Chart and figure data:
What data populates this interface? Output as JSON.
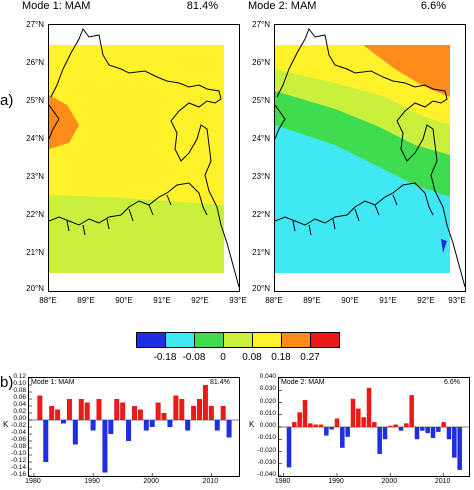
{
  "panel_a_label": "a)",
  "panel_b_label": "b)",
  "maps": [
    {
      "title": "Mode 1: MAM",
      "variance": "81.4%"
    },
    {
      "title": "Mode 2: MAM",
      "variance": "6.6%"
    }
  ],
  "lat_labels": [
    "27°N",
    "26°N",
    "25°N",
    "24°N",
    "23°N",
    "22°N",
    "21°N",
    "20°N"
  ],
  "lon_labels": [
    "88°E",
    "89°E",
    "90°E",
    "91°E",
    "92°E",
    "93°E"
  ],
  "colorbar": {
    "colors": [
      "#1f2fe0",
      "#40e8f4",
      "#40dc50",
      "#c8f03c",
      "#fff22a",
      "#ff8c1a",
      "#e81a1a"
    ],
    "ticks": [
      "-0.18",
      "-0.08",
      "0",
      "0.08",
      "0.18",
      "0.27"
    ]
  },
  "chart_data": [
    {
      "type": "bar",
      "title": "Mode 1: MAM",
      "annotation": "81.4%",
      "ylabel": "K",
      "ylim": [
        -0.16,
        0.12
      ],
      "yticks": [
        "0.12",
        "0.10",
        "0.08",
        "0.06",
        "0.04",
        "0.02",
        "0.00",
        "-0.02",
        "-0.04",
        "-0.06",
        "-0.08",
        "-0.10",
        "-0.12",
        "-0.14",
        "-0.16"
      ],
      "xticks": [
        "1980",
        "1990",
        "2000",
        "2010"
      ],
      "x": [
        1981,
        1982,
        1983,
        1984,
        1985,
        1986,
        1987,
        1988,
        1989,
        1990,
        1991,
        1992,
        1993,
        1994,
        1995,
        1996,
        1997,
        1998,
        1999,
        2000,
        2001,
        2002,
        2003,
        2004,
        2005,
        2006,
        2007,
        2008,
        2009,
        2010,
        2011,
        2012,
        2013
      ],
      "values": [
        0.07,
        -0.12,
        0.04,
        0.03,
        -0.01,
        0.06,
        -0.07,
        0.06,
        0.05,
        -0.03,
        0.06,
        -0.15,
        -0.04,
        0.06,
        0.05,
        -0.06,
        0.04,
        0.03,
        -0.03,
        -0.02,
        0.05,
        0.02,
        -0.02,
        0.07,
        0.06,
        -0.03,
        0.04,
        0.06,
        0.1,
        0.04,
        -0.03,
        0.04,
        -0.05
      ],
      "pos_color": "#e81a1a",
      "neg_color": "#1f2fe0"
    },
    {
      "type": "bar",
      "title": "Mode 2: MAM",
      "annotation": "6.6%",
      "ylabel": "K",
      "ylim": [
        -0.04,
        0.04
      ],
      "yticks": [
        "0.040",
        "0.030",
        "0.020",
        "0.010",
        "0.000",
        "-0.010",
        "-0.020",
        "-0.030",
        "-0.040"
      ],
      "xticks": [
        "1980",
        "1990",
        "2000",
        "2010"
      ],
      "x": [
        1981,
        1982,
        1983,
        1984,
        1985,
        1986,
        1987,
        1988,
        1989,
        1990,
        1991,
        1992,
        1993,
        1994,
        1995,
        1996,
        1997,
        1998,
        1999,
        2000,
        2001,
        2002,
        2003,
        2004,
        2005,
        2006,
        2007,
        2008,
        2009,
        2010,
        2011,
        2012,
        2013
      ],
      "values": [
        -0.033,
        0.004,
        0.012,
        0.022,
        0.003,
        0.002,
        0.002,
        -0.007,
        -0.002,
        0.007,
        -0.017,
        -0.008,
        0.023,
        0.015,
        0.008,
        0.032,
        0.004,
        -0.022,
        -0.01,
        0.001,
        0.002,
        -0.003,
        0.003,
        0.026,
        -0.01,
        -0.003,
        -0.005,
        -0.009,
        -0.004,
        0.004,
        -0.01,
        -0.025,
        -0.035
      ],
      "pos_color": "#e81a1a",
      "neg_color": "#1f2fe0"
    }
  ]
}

▶ **Problem details**
Leave out the pictures and give the rest of the records again exactly.

▶ **Answer to the exercise**
What data populates this interface? Output as JSON.
{
  "panel_a_label": "a)",
  "panel_b_label": "b)",
  "maps": [
    {
      "title": "Mode 1: MAM",
      "variance": "81.4%"
    },
    {
      "title": "Mode 2: MAM",
      "variance": "6.6%"
    }
  ],
  "lat_labels": [
    "27°N",
    "26°N",
    "25°N",
    "24°N",
    "23°N",
    "22°N",
    "21°N",
    "20°N"
  ],
  "lon_labels": [
    "88°E",
    "89°E",
    "90°E",
    "91°E",
    "92°E",
    "93°E"
  ],
  "colorbar": {
    "colors": [
      "#1f2fe0",
      "#40e8f4",
      "#40dc50",
      "#c8f03c",
      "#fff22a",
      "#ff8c1a",
      "#e81a1a"
    ],
    "ticks": [
      "-0.18",
      "-0.08",
      "0",
      "0.08",
      "0.18",
      "0.27"
    ]
  },
  "chart_data": [
    {
      "type": "bar",
      "title": "Mode 1: MAM",
      "annotation": "81.4%",
      "ylabel": "K",
      "ylim": [
        -0.16,
        0.12
      ],
      "yticks": [
        "0.12",
        "0.10",
        "0.08",
        "0.06",
        "0.04",
        "0.02",
        "0.00",
        "-0.02",
        "-0.04",
        "-0.06",
        "-0.08",
        "-0.10",
        "-0.12",
        "-0.14",
        "-0.16"
      ],
      "xticks": [
        "1980",
        "1990",
        "2000",
        "2010"
      ],
      "x": [
        1981,
        1982,
        1983,
        1984,
        1985,
        1986,
        1987,
        1988,
        1989,
        1990,
        1991,
        1992,
        1993,
        1994,
        1995,
        1996,
        1997,
        1998,
        1999,
        2000,
        2001,
        2002,
        2003,
        2004,
        2005,
        2006,
        2007,
        2008,
        2009,
        2010,
        2011,
        2012,
        2013
      ],
      "values": [
        0.07,
        -0.12,
        0.04,
        0.03,
        -0.01,
        0.06,
        -0.07,
        0.06,
        0.05,
        -0.03,
        0.06,
        -0.15,
        -0.04,
        0.06,
        0.05,
        -0.06,
        0.04,
        0.03,
        -0.03,
        -0.02,
        0.05,
        0.02,
        -0.02,
        0.07,
        0.06,
        -0.03,
        0.04,
        0.06,
        0.1,
        0.04,
        -0.03,
        0.04,
        -0.05
      ],
      "pos_color": "#e81a1a",
      "neg_color": "#1f2fe0"
    },
    {
      "type": "bar",
      "title": "Mode 2: MAM",
      "annotation": "6.6%",
      "ylabel": "K",
      "ylim": [
        -0.04,
        0.04
      ],
      "yticks": [
        "0.040",
        "0.030",
        "0.020",
        "0.010",
        "0.000",
        "-0.010",
        "-0.020",
        "-0.030",
        "-0.040"
      ],
      "xticks": [
        "1980",
        "1990",
        "2000",
        "2010"
      ],
      "x": [
        1981,
        1982,
        1983,
        1984,
        1985,
        1986,
        1987,
        1988,
        1989,
        1990,
        1991,
        1992,
        1993,
        1994,
        1995,
        1996,
        1997,
        1998,
        1999,
        2000,
        2001,
        2002,
        2003,
        2004,
        2005,
        2006,
        2007,
        2008,
        2009,
        2010,
        2011,
        2012,
        2013
      ],
      "values": [
        -0.033,
        0.004,
        0.012,
        0.022,
        0.003,
        0.002,
        0.002,
        -0.007,
        -0.002,
        0.007,
        -0.017,
        -0.008,
        0.023,
        0.015,
        0.008,
        0.032,
        0.004,
        -0.022,
        -0.01,
        0.001,
        0.002,
        -0.003,
        0.003,
        0.026,
        -0.01,
        -0.003,
        -0.005,
        -0.009,
        -0.004,
        0.004,
        -0.01,
        -0.025,
        -0.035
      ],
      "pos_color": "#e81a1a",
      "neg_color": "#1f2fe0"
    }
  ]
}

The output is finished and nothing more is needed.